» TASK BRIEF
Leave the pictures out and print every record below exactly as it stands.
◆ ◆ ◆ ◆ ◆
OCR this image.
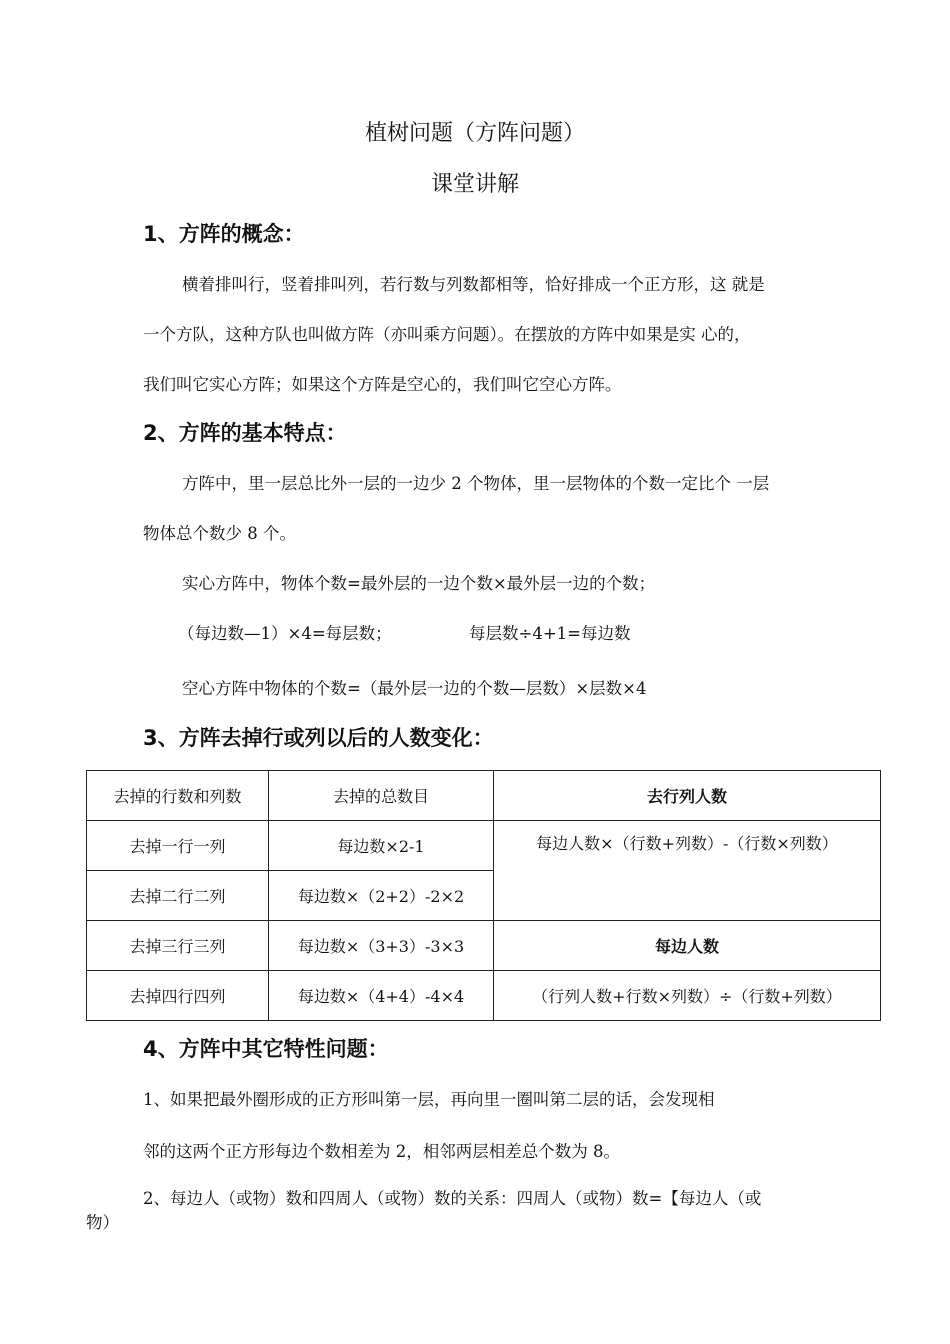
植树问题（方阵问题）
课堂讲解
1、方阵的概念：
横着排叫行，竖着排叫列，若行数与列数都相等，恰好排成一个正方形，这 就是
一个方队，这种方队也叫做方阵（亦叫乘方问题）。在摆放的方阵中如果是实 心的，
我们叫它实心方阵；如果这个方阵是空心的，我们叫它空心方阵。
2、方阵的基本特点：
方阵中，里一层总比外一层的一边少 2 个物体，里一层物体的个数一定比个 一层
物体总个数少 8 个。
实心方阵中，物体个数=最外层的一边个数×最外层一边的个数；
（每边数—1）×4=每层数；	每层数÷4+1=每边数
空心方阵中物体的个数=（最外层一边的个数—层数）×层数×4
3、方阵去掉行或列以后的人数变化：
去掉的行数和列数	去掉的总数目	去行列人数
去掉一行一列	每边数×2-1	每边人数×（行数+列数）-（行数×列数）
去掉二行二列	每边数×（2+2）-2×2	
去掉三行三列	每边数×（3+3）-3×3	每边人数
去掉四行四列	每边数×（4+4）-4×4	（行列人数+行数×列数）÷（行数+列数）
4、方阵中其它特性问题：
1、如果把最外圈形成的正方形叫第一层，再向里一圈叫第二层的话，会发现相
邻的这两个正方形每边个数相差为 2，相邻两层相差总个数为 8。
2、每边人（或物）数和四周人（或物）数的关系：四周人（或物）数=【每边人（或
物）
◆ ◆ ◆ ◆ ◆
» TASK SOLUTION
OCR this image.
植树问题（方阵问题）
课堂讲解
1、方阵的概念：
横着排叫行，竖着排叫列，若行数与列数都相等，恰好排成一个正方形，这 就是
一个方队，这种方队也叫做方阵（亦叫乘方问题）。在摆放的方阵中如果是实 心的，
我们叫它实心方阵；如果这个方阵是空心的，我们叫它空心方阵。
2、方阵的基本特点：
方阵中，里一层总比外一层的一边少 2 个物体，里一层物体的个数一定比个 一层
物体总个数少 8 个。
实心方阵中，物体个数=最外层的一边个数×最外层一边的个数；
（每边数—1）×4=每层数；	每层数÷4+1=每边数
空心方阵中物体的个数=（最外层一边的个数—层数）×层数×4
3、方阵去掉行或列以后的人数变化：
去掉的行数和列数	去掉的总数目	去行列人数
去掉一行一列	每边数×2-1	每边人数×（行数+列数）-（行数×列数）
去掉二行二列	每边数×（2+2）-2×2	
去掉三行三列	每边数×（3+3）-3×3	每边人数
去掉四行四列	每边数×（4+4）-4×4	（行列人数+行数×列数）÷（行数+列数）
4、方阵中其它特性问题：
1、如果把最外圈形成的正方形叫第一层，再向里一圈叫第二层的话，会发现相
邻的这两个正方形每边个数相差为 2，相邻两层相差总个数为 8。
2、每边人（或物）数和四周人（或物）数的关系：四周人（或物）数=【每边人（或
物）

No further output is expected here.